Source material:
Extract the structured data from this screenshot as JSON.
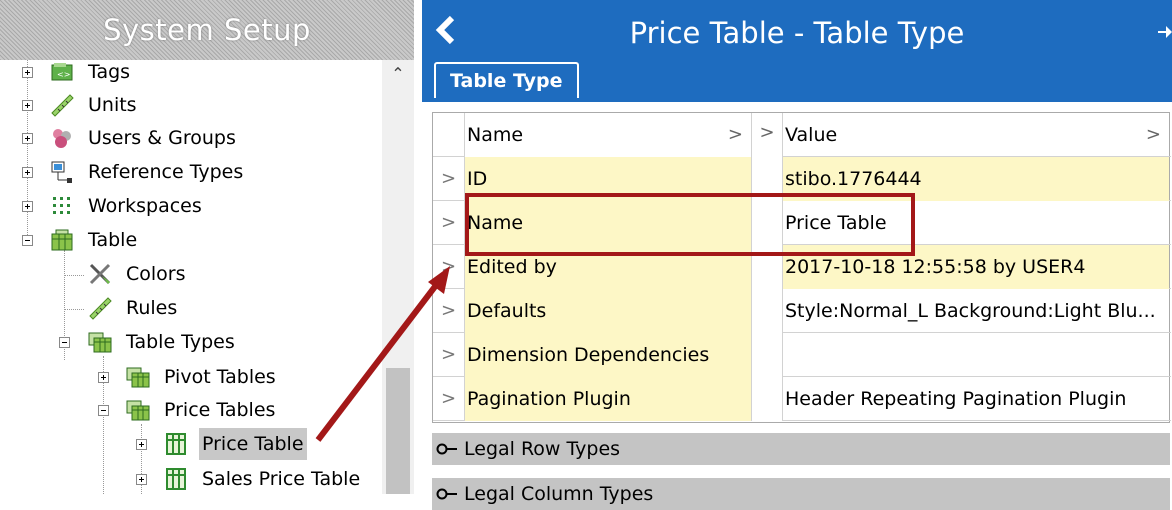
{
  "left_panel": {
    "title": "System Setup",
    "tree": [
      {
        "label": "Tags",
        "icon": "tags-icon"
      },
      {
        "label": "Units",
        "icon": "ruler-icon"
      },
      {
        "label": "Users & Groups",
        "icon": "users-icon"
      },
      {
        "label": "Reference Types",
        "icon": "reference-icon"
      },
      {
        "label": "Workspaces",
        "icon": "workspaces-icon"
      },
      {
        "label": "Table",
        "icon": "table-icon"
      },
      {
        "label": "Colors",
        "icon": "colors-tools-icon"
      },
      {
        "label": "Rules",
        "icon": "ruler-icon"
      },
      {
        "label": "Table Types",
        "icon": "table-types-icon"
      },
      {
        "label": "Pivot Tables",
        "icon": "table-types-icon"
      },
      {
        "label": "Price Tables",
        "icon": "table-types-icon"
      },
      {
        "label": "Price Table",
        "icon": "green-table-icon"
      },
      {
        "label": "Sales Price Table",
        "icon": "green-table-icon"
      }
    ]
  },
  "right_panel": {
    "title": "Price Table - Table Type",
    "tab": "Table Type",
    "grid": {
      "col_name": "Name",
      "col_value": "Value",
      "rows": [
        {
          "name": "ID",
          "value": "stibo.1776444"
        },
        {
          "name": "Name",
          "value": "Price Table"
        },
        {
          "name": "Edited by",
          "value": "2017-10-18 12:55:58 by USER4"
        },
        {
          "name": "Defaults",
          "value": "Style:Normal_L Background:Light Blu..."
        },
        {
          "name": "Dimension Dependencies",
          "value": ""
        },
        {
          "name": "Pagination Plugin",
          "value": "Header Repeating Pagination Plugin"
        }
      ]
    },
    "sections": [
      "Legal Row Types",
      "Legal Column Types"
    ]
  },
  "colors": {
    "accent": "#1e6cbf",
    "highlight": "#a31818",
    "field_yellow": "#fdf7c6"
  }
}
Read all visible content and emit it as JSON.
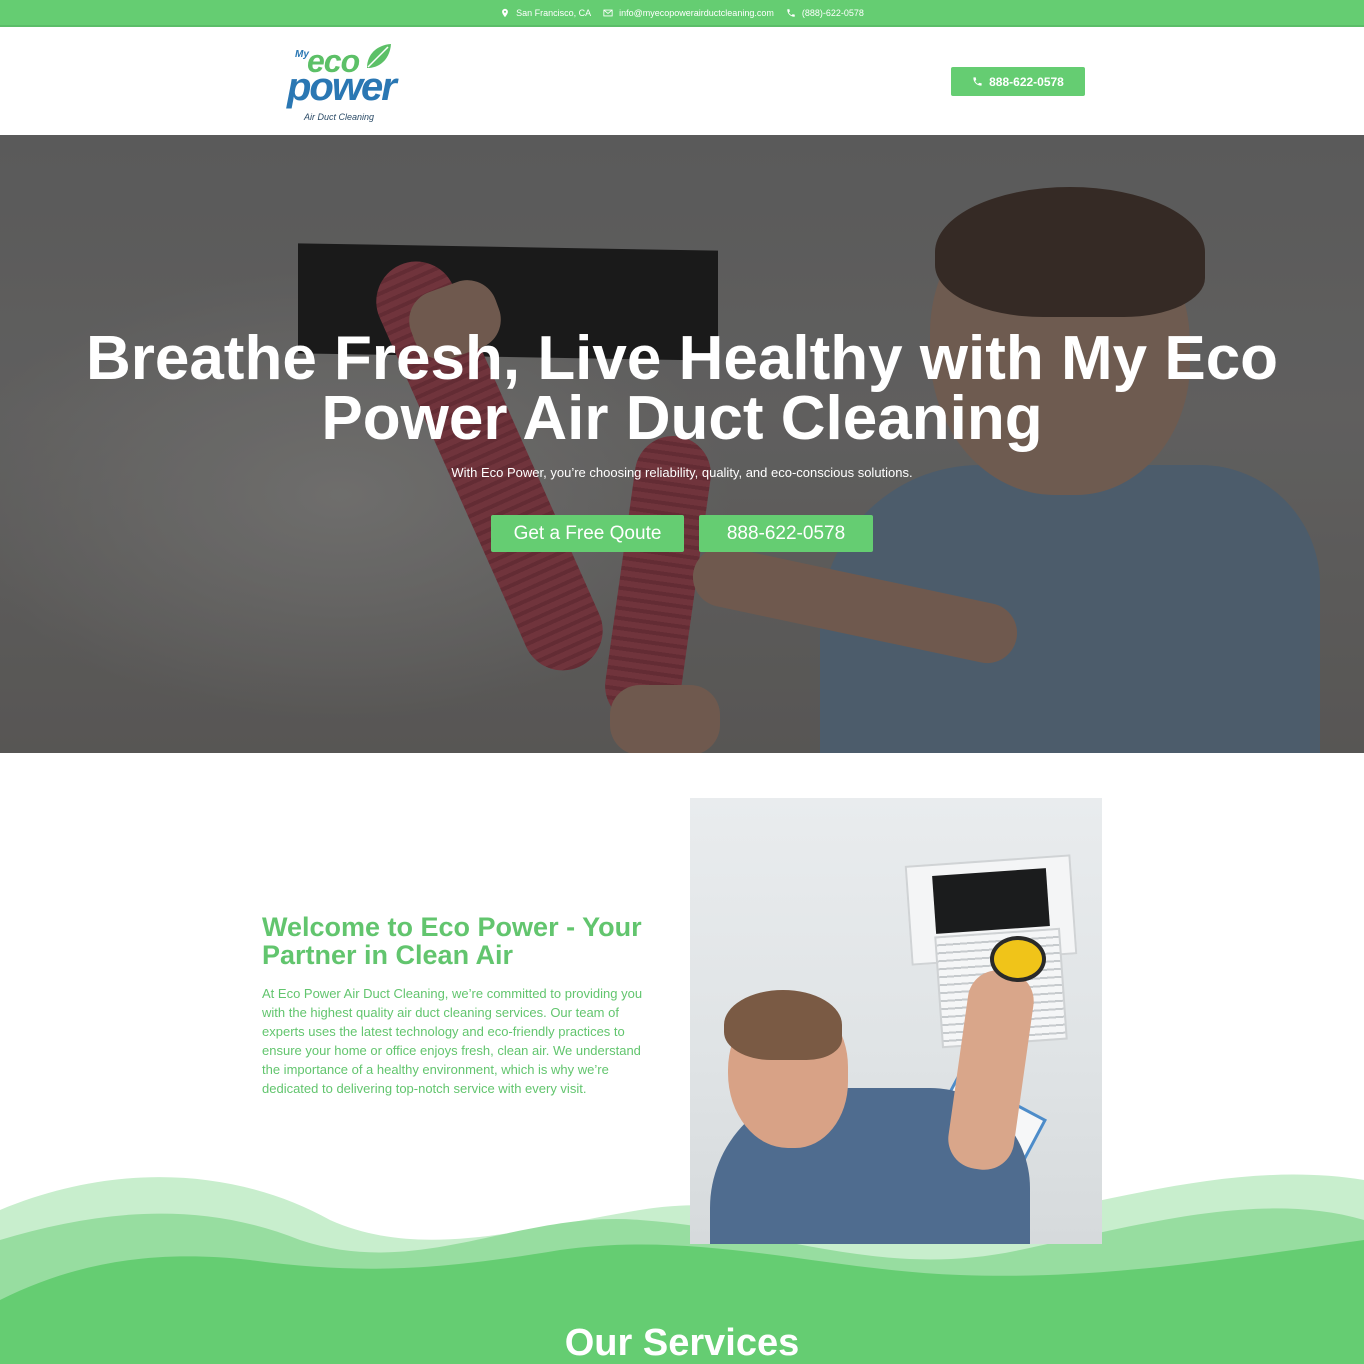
{
  "topbar": {
    "location": "San Francisco, CA",
    "email": "info@myecopowerairductcleaning.com",
    "phone": "(888)-622-0578"
  },
  "header": {
    "logo": {
      "my": "My",
      "eco": "eco",
      "power": "power",
      "tagline": "Air Duct Cleaning"
    },
    "phone_button": "888-622-0578"
  },
  "hero": {
    "title": "Breathe Fresh, Live Healthy with My Eco Power Air Duct Cleaning",
    "subtitle": "With Eco Power, you’re choosing reliability, quality, and eco-conscious solutions.",
    "quote_button": "Get a Free Qoute",
    "phone_button": "888-622-0578"
  },
  "welcome": {
    "title": "Welcome to Eco Power - Your Partner in Clean Air",
    "body": "At Eco Power Air Duct Cleaning, we’re committed to providing you with the highest quality air duct cleaning services. Our team of experts uses the latest technology and eco-friendly practices to ensure your home or office enjoys fresh, clean air. We understand the importance of a healthy environment, which is why we’re dedicated to delivering top-notch service with every visit."
  },
  "services": {
    "title": "Our Services"
  },
  "colors": {
    "accent": "#65cd72",
    "brand_blue": "#2a77b3",
    "white": "#ffffff"
  },
  "icons": {
    "location": "map-pin-icon",
    "email": "envelope-icon",
    "phone": "phone-icon"
  }
}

What is asked:
Transcribe the entries above verbatim, omitting their pictures.

Output of the exercise:
Extract the structured data from this screenshot as JSON.
{
  "left_panel": {
    "title": "System Setup",
    "tree": [
      {
        "label": "Tags",
        "icon": "tags-icon"
      },
      {
        "label": "Units",
        "icon": "ruler-icon"
      },
      {
        "label": "Users & Groups",
        "icon": "users-icon"
      },
      {
        "label": "Reference Types",
        "icon": "reference-icon"
      },
      {
        "label": "Workspaces",
        "icon": "workspaces-icon"
      },
      {
        "label": "Table",
        "icon": "table-icon"
      },
      {
        "label": "Colors",
        "icon": "colors-tools-icon"
      },
      {
        "label": "Rules",
        "icon": "ruler-icon"
      },
      {
        "label": "Table Types",
        "icon": "table-types-icon"
      },
      {
        "label": "Pivot Tables",
        "icon": "table-types-icon"
      },
      {
        "label": "Price Tables",
        "icon": "table-types-icon"
      },
      {
        "label": "Price Table",
        "icon": "green-table-icon"
      },
      {
        "label": "Sales Price Table",
        "icon": "green-table-icon"
      }
    ]
  },
  "right_panel": {
    "title": "Price Table - Table Type",
    "tab": "Table Type",
    "grid": {
      "col_name": "Name",
      "col_value": "Value",
      "rows": [
        {
          "name": "ID",
          "value": "stibo.1776444"
        },
        {
          "name": "Name",
          "value": "Price Table"
        },
        {
          "name": "Edited by",
          "value": "2017-10-18 12:55:58 by USER4"
        },
        {
          "name": "Defaults",
          "value": "Style:Normal_L Background:Light Blu..."
        },
        {
          "name": "Dimension Dependencies",
          "value": ""
        },
        {
          "name": "Pagination Plugin",
          "value": "Header Repeating Pagination Plugin"
        }
      ]
    },
    "sections": [
      "Legal Row Types",
      "Legal Column Types"
    ]
  },
  "colors": {
    "accent": "#1e6cbf",
    "highlight": "#a31818",
    "field_yellow": "#fdf7c6"
  }
}
Read all visible content and emit it as JSON.
{
  "topbar": {
    "location": "San Francisco, CA",
    "email": "info@myecopowerairductcleaning.com",
    "phone": "(888)-622-0578"
  },
  "header": {
    "logo": {
      "my": "My",
      "eco": "eco",
      "power": "power",
      "tagline": "Air Duct Cleaning"
    },
    "phone_button": "888-622-0578"
  },
  "hero": {
    "title": "Breathe Fresh, Live Healthy with My Eco Power Air Duct Cleaning",
    "subtitle": "With Eco Power, you’re choosing reliability, quality, and eco-conscious solutions.",
    "quote_button": "Get a Free Qoute",
    "phone_button": "888-622-0578"
  },
  "welcome": {
    "title": "Welcome to Eco Power - Your Partner in Clean Air",
    "body": "At Eco Power Air Duct Cleaning, we’re committed to providing you with the highest quality air duct cleaning services. Our team of experts uses the latest technology and eco-friendly practices to ensure your home or office enjoys fresh, clean air. We understand the importance of a healthy environment, which is why we’re dedicated to delivering top-notch service with every visit."
  },
  "services": {
    "title": "Our Services"
  },
  "colors": {
    "accent": "#65cd72",
    "brand_blue": "#2a77b3",
    "white": "#ffffff"
  },
  "icons": {
    "location": "map-pin-icon",
    "email": "envelope-icon",
    "phone": "phone-icon"
  }
}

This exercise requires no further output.